_INSTRUCTIONS TO FOLLOW:_
Without altering anything, repeat each of the records.
* BEGIN AVAILABLE RECORDS *
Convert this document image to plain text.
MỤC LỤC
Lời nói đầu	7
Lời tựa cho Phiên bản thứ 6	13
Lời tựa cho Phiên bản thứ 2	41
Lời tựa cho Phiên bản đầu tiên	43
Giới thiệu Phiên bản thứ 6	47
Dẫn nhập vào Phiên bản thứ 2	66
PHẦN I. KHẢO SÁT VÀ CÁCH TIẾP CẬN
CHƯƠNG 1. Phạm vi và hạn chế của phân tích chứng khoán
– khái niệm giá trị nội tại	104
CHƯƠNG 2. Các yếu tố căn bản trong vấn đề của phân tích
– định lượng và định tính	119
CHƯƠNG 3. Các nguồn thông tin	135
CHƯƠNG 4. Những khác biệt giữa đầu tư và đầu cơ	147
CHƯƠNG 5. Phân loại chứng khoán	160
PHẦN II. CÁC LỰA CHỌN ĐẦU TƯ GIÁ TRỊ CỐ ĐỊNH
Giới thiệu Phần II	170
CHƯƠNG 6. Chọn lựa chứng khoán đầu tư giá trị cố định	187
* END AVAILABLE RECORDS *
_THE REPLY:_
Convert this document image to plain text.
MỤC LỤC
Lời nói đầu	7
Lời tựa cho Phiên bản thứ 6	13
Lời tựa cho Phiên bản thứ 2	41
Lời tựa cho Phiên bản đầu tiên	43
Giới thiệu Phiên bản thứ 6	47
Dẫn nhập vào Phiên bản thứ 2	66
PHẦN I. KHẢO SÁT VÀ CÁCH TIẾP CẬN
CHƯƠNG 1. Phạm vi và hạn chế của phân tích chứng khoán
– khái niệm giá trị nội tại	104
CHƯƠNG 2. Các yếu tố căn bản trong vấn đề của phân tích
– định lượng và định tính	119
CHƯƠNG 3. Các nguồn thông tin	135
CHƯƠNG 4. Những khác biệt giữa đầu tư và đầu cơ	147
CHƯƠNG 5. Phân loại chứng khoán	160
PHẦN II. CÁC LỰA CHỌN ĐẦU TƯ GIÁ TRỊ CỐ ĐỊNH
Giới thiệu Phần II	170
CHƯƠNG 6. Chọn lựa chứng khoán đầu tư giá trị cố định	187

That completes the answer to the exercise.